(Raw records)
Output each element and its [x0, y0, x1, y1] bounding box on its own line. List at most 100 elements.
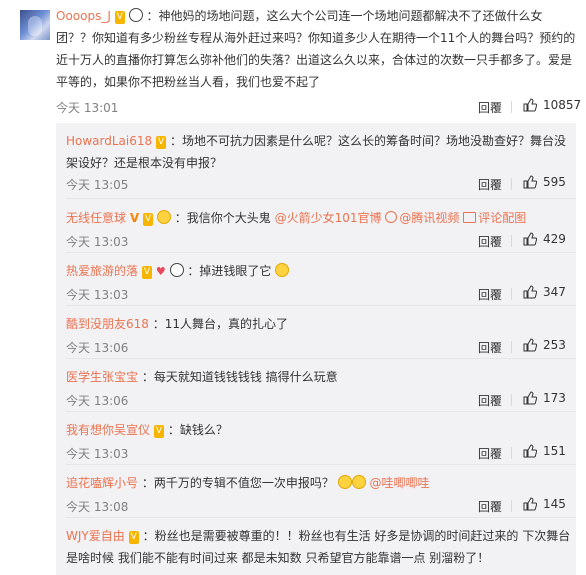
reply-text: ：我信你个大头鬼	[174, 211, 271, 225]
reply-button[interactable]: 回覆	[478, 233, 502, 250]
reply-content: 热爱旅游的落 V ♥ ：掉进钱眼了它	[66, 260, 571, 283]
divider	[511, 341, 512, 353]
comment-username[interactable]: Oooops_J	[56, 9, 111, 23]
reply-username[interactable]: 热爱旅游的落	[66, 264, 138, 278]
smile-emoji-icon	[275, 263, 290, 277]
like-button[interactable]: 173	[523, 391, 566, 405]
mention-link[interactable]: @哇唧唧哇	[370, 476, 430, 490]
reply-text: ：两千万的专辑不值您一次申报吗？	[141, 476, 334, 490]
reply-item: 热爱旅游的落 V ♥ ：掉进钱眼了它 今天 13:03 回覆 347	[56, 253, 576, 306]
reply-text: ：11人舞台，真的扎心了	[152, 317, 289, 331]
reply-button[interactable]: 回覆	[478, 339, 502, 356]
weibo-comment-thread: Oooops_J V ：神他妈的场地问题，这么大个公司连一个场地问题都解决不了还…	[0, 0, 586, 575]
comment-image-link[interactable]: 评论配图	[478, 211, 526, 225]
thumb-up-icon	[523, 232, 537, 246]
like-button[interactable]: 145	[523, 497, 566, 511]
mention-link[interactable]: @腾讯视频	[399, 211, 459, 225]
like-button[interactable]: 10857	[523, 98, 581, 112]
like-count: 173	[543, 391, 566, 405]
reply-content: 我有想你吴宣仪 V ：缺钱么？	[66, 419, 571, 441]
reply-text: ：粉丝也是需要被尊重的！！粉丝也有生活 好多是协调的时间赶过来的 下次舞台是啥时…	[66, 529, 571, 565]
reply-username[interactable]: 无线任意球	[66, 211, 126, 225]
image-icon	[463, 212, 477, 223]
reply-button[interactable]: 回覆	[478, 99, 502, 116]
reply-item: 医学生张宝宝 ：每天就知道钱钱钱钱 搞得什么玩意 今天 13:06 回覆 173	[56, 359, 576, 412]
reply-content: 无线任意球 V V ：我信你个大头鬼 @火箭少女101官博 @腾讯视频 评论配图	[66, 207, 571, 229]
reply-time: 今天 13:08	[66, 500, 129, 514]
reply-content: 酷到没朋友618 ：11人舞台，真的扎心了	[66, 313, 571, 335]
vip-badge-icon[interactable]: V	[114, 11, 125, 24]
reply-item: 无线任意球 V V ：我信你个大头鬼 @火箭少女101官博 @腾讯视频 评论配图…	[56, 200, 576, 253]
reply-text: ：缺钱么？	[167, 423, 228, 437]
reply-time: 今天 13:03	[66, 288, 129, 302]
verified-v-icon: V	[129, 211, 140, 225]
vip-badge-icon[interactable]: V	[155, 136, 167, 149]
reply-text: ：掉进钱眼了它	[187, 264, 272, 278]
reply-time: 今天 13:03	[66, 447, 129, 461]
mention-link[interactable]: @火箭少女101官博	[275, 211, 382, 225]
reply-button[interactable]: 回覆	[478, 392, 502, 409]
panda-emoji-icon	[169, 263, 184, 277]
like-button[interactable]: 429	[523, 232, 566, 246]
vip-badge-icon[interactable]: V	[128, 531, 139, 544]
like-count: 151	[543, 444, 566, 458]
reply-username[interactable]: 追花嗑辉小号	[66, 476, 138, 490]
thumb-up-icon	[523, 391, 537, 405]
reply-content: HowardLai618 V ：场地不可抗力因素是什么呢？这么长的筹备时间？场地…	[66, 130, 571, 174]
divider	[511, 288, 512, 300]
vip-badge-icon[interactable]: V	[142, 213, 154, 226]
vip-badge-icon[interactable]: V	[141, 266, 153, 279]
like-button[interactable]: 253	[523, 338, 566, 352]
heart-emoji-icon: ♥	[155, 265, 166, 278]
comment-time: 今天 13:01	[56, 101, 119, 115]
reply-item: 我有想你吴宣仪 V ：缺钱么？ 今天 13:03 回覆 151	[56, 412, 576, 465]
reply-item: WJY爱自由 V ：粉丝也是需要被尊重的！！粉丝也有生活 好多是协调的时间赶过来…	[56, 518, 576, 575]
divider	[511, 235, 512, 247]
reply-time: 今天 13:06	[66, 341, 129, 355]
reply-time: 今天 13:06	[66, 394, 129, 408]
reply-username[interactable]: 我有想你吴宣仪	[66, 423, 150, 437]
panda-emoji-icon	[128, 8, 143, 22]
like-button[interactable]: 151	[523, 444, 566, 458]
thumb-up-icon	[523, 285, 537, 299]
face-emoji-icon	[156, 210, 171, 224]
thumb-up-icon	[523, 444, 537, 458]
like-count: 595	[543, 175, 566, 189]
reply-username[interactable]: HowardLai618	[66, 134, 152, 148]
reply-button[interactable]: 回覆	[478, 445, 502, 462]
thumb-up-icon	[523, 98, 537, 112]
reply-button[interactable]: 回覆	[478, 286, 502, 303]
reply-item: HowardLai618 V ：场地不可抗力因素是什么呢？这么长的筹备时间？场地…	[56, 123, 576, 199]
main-comment: Oooops_J V ：神他妈的场地问题，这么大个公司连一个场地问题都解决不了还…	[56, 5, 576, 93]
main-comment-meta: 今天 13:01 回覆 10857	[56, 97, 581, 117]
video-link-icon	[385, 211, 398, 223]
reply-username[interactable]: 酷到没朋友618	[66, 317, 149, 331]
like-count: 347	[543, 285, 566, 299]
like-count: 10857	[543, 98, 582, 112]
thumb-up-icon	[523, 497, 537, 511]
reply-username[interactable]: 医学生张宝宝	[66, 370, 138, 384]
thumb-up-icon	[523, 175, 537, 189]
avatar[interactable]	[20, 10, 50, 40]
like-button[interactable]: 347	[523, 285, 566, 299]
divider	[511, 101, 512, 113]
divider	[511, 447, 512, 459]
like-button[interactable]: 595	[523, 175, 566, 189]
row-divider	[66, 198, 576, 199]
like-count: 429	[543, 232, 566, 246]
reply-username[interactable]: WJY爱自由	[66, 529, 125, 543]
grin-emoji-icon	[337, 475, 352, 489]
reply-content: 医学生张宝宝 ：每天就知道钱钱钱钱 搞得什么玩意	[66, 366, 571, 388]
reply-time: 今天 13:05	[66, 178, 129, 192]
reply-button[interactable]: 回覆	[478, 176, 502, 193]
vip-badge-icon[interactable]: V	[153, 425, 165, 438]
like-count: 145	[543, 497, 566, 511]
reply-item: 酷到没朋友618 ：11人舞台，真的扎心了 今天 13:06 回覆 253	[56, 306, 576, 359]
reply-item: 追花嗑辉小号 ：两千万的专辑不值您一次申报吗？ @哇唧唧哇 今天 13:08 回…	[56, 465, 576, 518]
reply-content: WJY爱自由 V ：粉丝也是需要被尊重的！！粉丝也有生活 好多是协调的时间赶过来…	[66, 525, 571, 569]
like-count: 253	[543, 338, 566, 352]
reply-time: 今天 13:03	[66, 235, 129, 249]
reply-button[interactable]: 回覆	[478, 498, 502, 515]
reply-content: 追花嗑辉小号 ：两千万的专辑不值您一次申报吗？ @哇唧唧哇	[66, 472, 571, 494]
reply-text: ：每天就知道钱钱钱钱 搞得什么玩意	[141, 370, 338, 384]
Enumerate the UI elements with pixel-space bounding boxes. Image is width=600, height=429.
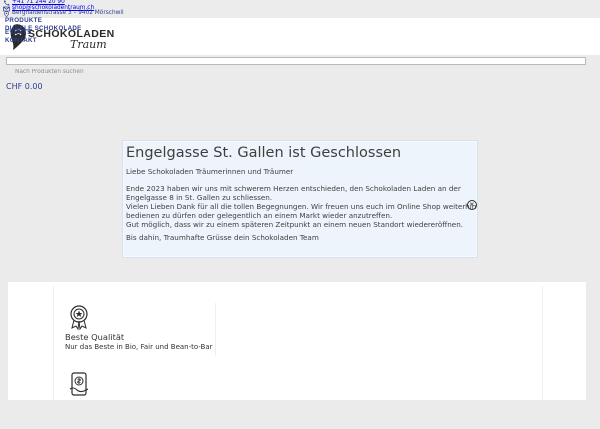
top-contact-bar: +41 71 244 20 90 shop@schokoladentraum.c… [0,0,600,18]
main-navigation: PRODUKTE DUNKLE SCHOKOLADE EVENTS KONTAK… [5,17,85,48]
nav-products[interactable]: PRODUKTE [5,17,42,24]
site-header: SCHOKOLADEN Traum PRODUKTE DUNKLE SCHOKO… [0,17,600,55]
feature-title-quality: Beste Qualität [65,332,125,342]
feature-quality: Beste Qualität Nur das Beste in Bio, Fai… [65,303,215,361]
modal-line-2: Engelgasse 8 in St. Gallen zu schliessen… [126,193,273,202]
payment-icon [69,372,89,396]
cart-total[interactable]: CHF 0.00 [6,82,43,91]
modal-line-4: bedienen zu dürfen oder gelegentlich an … [126,211,393,220]
close-modal-button[interactable]: × [467,200,477,210]
nav-events[interactable]: EVENTS [5,29,32,36]
product-search [6,57,586,75]
modal-line-1: Ende 2023 haben wir uns mit schwerem Her… [126,184,461,193]
feature-payment [65,371,215,429]
modal-closing: Bis dahin, Traumhafte Grüsse dein Schoko… [126,233,319,242]
award-icon [70,305,88,331]
feature-description-quality: Nur das Beste in Bio, Fair und Bean-to-B… [65,343,213,351]
closure-notice-modal: Engelgasse St. Gallen ist Geschlossen Li… [122,140,478,258]
modal-title: Engelgasse St. Gallen ist Geschlossen [126,145,402,161]
modal-line-3: Vielen Lieben Dank für all die tollen Be… [126,202,477,211]
nav-contact[interactable]: KONTAKT [5,37,37,44]
modal-message: Ende 2023 haben wir uns mit schwerem Her… [126,184,477,229]
modal-subtitle: Liebe Schokoladen Träumerinnen und Träum… [126,167,294,176]
feature-divider [215,303,216,356]
modal-line-5: Gut möglich, dass wir zu einem späteren … [126,220,464,229]
search-input[interactable] [7,69,585,75]
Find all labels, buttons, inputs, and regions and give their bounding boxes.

# Stated exercise
Reproduce the lines of the listing above verbatim, from the line with "top-contact-bar: +41 71" to the line with "modal-line-4: bedienen zu", both included.

# Solution
top-contact-bar: +41 71 244 20 90 shop@schokoladentraum.c… [0,0,600,18]
main-navigation: PRODUKTE DUNKLE SCHOKOLADE EVENTS KONTAK… [5,17,85,48]
nav-products[interactable]: PRODUKTE [5,17,42,24]
site-header: SCHOKOLADEN Traum PRODUKTE DUNKLE SCHOKO… [0,17,600,55]
feature-title-quality: Beste Qualität [65,332,125,342]
feature-quality: Beste Qualität Nur das Beste in Bio, Fai… [65,303,215,361]
modal-line-2: Engelgasse 8 in St. Gallen zu schliessen… [126,193,273,202]
payment-icon [69,372,89,396]
cart-total[interactable]: CHF 0.00 [6,82,43,91]
modal-line-4: bedienen zu dürfen oder gelegentlich an … [126,211,393,220]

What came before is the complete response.